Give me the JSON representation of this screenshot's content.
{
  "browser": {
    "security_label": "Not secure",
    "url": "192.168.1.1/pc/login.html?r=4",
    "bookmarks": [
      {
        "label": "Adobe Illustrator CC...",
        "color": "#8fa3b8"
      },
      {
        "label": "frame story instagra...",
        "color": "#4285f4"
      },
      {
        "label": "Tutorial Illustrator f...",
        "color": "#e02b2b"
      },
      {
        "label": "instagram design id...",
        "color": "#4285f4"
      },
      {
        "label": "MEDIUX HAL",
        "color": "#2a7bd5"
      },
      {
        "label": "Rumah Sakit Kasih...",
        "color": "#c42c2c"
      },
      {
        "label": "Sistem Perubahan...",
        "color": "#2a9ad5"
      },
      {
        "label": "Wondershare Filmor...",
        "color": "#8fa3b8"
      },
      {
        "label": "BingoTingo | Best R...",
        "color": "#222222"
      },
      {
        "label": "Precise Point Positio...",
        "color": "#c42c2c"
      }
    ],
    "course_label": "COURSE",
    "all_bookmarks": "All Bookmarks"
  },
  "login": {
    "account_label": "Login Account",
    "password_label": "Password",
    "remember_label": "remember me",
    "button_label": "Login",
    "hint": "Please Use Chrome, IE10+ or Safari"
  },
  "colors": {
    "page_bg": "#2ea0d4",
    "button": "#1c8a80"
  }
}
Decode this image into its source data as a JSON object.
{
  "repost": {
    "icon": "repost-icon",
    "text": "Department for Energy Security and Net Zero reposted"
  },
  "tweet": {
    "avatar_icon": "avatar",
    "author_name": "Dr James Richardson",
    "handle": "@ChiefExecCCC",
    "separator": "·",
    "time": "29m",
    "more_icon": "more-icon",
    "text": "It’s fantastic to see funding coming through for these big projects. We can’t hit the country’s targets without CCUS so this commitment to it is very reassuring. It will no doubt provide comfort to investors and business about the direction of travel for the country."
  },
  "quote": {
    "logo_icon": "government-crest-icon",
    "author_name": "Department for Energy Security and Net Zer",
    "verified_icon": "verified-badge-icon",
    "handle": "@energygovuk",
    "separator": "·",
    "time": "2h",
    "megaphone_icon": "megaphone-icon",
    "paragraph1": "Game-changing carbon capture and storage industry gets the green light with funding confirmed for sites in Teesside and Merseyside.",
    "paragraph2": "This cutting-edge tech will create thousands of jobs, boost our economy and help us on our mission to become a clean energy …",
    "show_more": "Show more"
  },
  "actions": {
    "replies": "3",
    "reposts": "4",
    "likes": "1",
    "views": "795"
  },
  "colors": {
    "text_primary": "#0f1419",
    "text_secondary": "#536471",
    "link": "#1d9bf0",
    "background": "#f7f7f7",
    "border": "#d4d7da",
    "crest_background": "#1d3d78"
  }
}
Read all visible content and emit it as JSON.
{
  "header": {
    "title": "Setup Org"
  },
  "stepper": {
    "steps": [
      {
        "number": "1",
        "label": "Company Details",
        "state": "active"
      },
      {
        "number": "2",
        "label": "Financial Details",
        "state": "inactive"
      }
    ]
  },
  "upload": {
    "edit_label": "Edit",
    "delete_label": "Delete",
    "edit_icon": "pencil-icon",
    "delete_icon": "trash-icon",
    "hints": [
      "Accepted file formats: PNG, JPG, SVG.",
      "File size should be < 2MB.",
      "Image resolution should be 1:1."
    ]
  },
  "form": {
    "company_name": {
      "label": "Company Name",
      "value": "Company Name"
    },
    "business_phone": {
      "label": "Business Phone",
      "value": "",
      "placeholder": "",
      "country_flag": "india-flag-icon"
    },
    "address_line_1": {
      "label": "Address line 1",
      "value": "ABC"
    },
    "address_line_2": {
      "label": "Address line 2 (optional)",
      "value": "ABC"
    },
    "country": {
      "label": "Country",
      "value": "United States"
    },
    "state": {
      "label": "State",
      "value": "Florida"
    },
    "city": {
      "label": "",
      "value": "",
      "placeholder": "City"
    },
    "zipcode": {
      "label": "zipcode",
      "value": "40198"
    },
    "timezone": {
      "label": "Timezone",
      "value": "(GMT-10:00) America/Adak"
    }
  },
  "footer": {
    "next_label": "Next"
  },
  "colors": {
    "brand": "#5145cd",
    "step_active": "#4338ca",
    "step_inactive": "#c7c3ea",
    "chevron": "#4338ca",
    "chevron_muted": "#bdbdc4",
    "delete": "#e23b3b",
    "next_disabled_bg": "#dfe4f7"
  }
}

[Stated problem]: Each entry is to be returned in full, character for character.

[Answer for the task]:
Give me the JSON representation of this screenshot's content.
{
  "browser": {
    "security_label": "Not secure",
    "url": "192.168.1.1/pc/login.html?r=4",
    "bookmarks": [
      {
        "label": "Adobe Illustrator CC...",
        "color": "#8fa3b8"
      },
      {
        "label": "frame story instagra...",
        "color": "#4285f4"
      },
      {
        "label": "Tutorial Illustrator f...",
        "color": "#e02b2b"
      },
      {
        "label": "instagram design id...",
        "color": "#4285f4"
      },
      {
        "label": "MEDIUX HAL",
        "color": "#2a7bd5"
      },
      {
        "label": "Rumah Sakit Kasih...",
        "color": "#c42c2c"
      },
      {
        "label": "Sistem Perubahan...",
        "color": "#2a9ad5"
      },
      {
        "label": "Wondershare Filmor...",
        "color": "#8fa3b8"
      },
      {
        "label": "BingoTingo | Best R...",
        "color": "#222222"
      },
      {
        "label": "Precise Point Positio...",
        "color": "#c42c2c"
      }
    ],
    "course_label": "COURSE",
    "all_bookmarks": "All Bookmarks"
  },
  "login": {
    "account_label": "Login Account",
    "password_label": "Password",
    "remember_label": "remember me",
    "button_label": "Login",
    "hint": "Please Use Chrome, IE10+ or Safari"
  },
  "colors": {
    "page_bg": "#2ea0d4",
    "button": "#1c8a80"
  }
}
Decode this image into its source data as a JSON object.
{
  "repost": {
    "icon": "repost-icon",
    "text": "Department for Energy Security and Net Zero reposted"
  },
  "tweet": {
    "avatar_icon": "avatar",
    "author_name": "Dr James Richardson",
    "handle": "@ChiefExecCCC",
    "separator": "·",
    "time": "29m",
    "more_icon": "more-icon",
    "text": "It’s fantastic to see funding coming through for these big projects. We can’t hit the country’s targets without CCUS so this commitment to it is very reassuring. It will no doubt provide comfort to investors and business about the direction of travel for the country."
  },
  "quote": {
    "logo_icon": "government-crest-icon",
    "author_name": "Department for Energy Security and Net Zer",
    "verified_icon": "verified-badge-icon",
    "handle": "@energygovuk",
    "separator": "·",
    "time": "2h",
    "megaphone_icon": "megaphone-icon",
    "paragraph1": "Game-changing carbon capture and storage industry gets the green light with funding confirmed for sites in Teesside and Merseyside.",
    "paragraph2": "This cutting-edge tech will create thousands of jobs, boost our economy and help us on our mission to become a clean energy …",
    "show_more": "Show more"
  },
  "actions": {
    "replies": "3",
    "reposts": "4",
    "likes": "1",
    "views": "795"
  },
  "colors": {
    "text_primary": "#0f1419",
    "text_secondary": "#536471",
    "link": "#1d9bf0",
    "background": "#f7f7f7",
    "border": "#d4d7da",
    "crest_background": "#1d3d78"
  }
}
Read all visible content and emit it as JSON.
{
  "header": {
    "title": "Setup Org"
  },
  "stepper": {
    "steps": [
      {
        "number": "1",
        "label": "Company Details",
        "state": "active"
      },
      {
        "number": "2",
        "label": "Financial Details",
        "state": "inactive"
      }
    ]
  },
  "upload": {
    "edit_label": "Edit",
    "delete_label": "Delete",
    "edit_icon": "pencil-icon",
    "delete_icon": "trash-icon",
    "hints": [
      "Accepted file formats: PNG, JPG, SVG.",
      "File size should be < 2MB.",
      "Image resolution should be 1:1."
    ]
  },
  "form": {
    "company_name": {
      "label": "Company Name",
      "value": "Company Name"
    },
    "business_phone": {
      "label": "Business Phone",
      "value": "",
      "placeholder": "",
      "country_flag": "india-flag-icon"
    },
    "address_line_1": {
      "label": "Address line 1",
      "value": "ABC"
    },
    "address_line_2": {
      "label": "Address line 2 (optional)",
      "value": "ABC"
    },
    "country": {
      "label": "Country",
      "value": "United States"
    },
    "state": {
      "label": "State",
      "value": "Florida"
    },
    "city": {
      "label": "",
      "value": "",
      "placeholder": "City"
    },
    "zipcode": {
      "label": "zipcode",
      "value": "40198"
    },
    "timezone": {
      "label": "Timezone",
      "value": "(GMT-10:00) America/Adak"
    }
  },
  "footer": {
    "next_label": "Next"
  },
  "colors": {
    "brand": "#5145cd",
    "step_active": "#4338ca",
    "step_inactive": "#c7c3ea",
    "chevron": "#4338ca",
    "chevron_muted": "#bdbdc4",
    "delete": "#e23b3b",
    "next_disabled_bg": "#dfe4f7"
  }
}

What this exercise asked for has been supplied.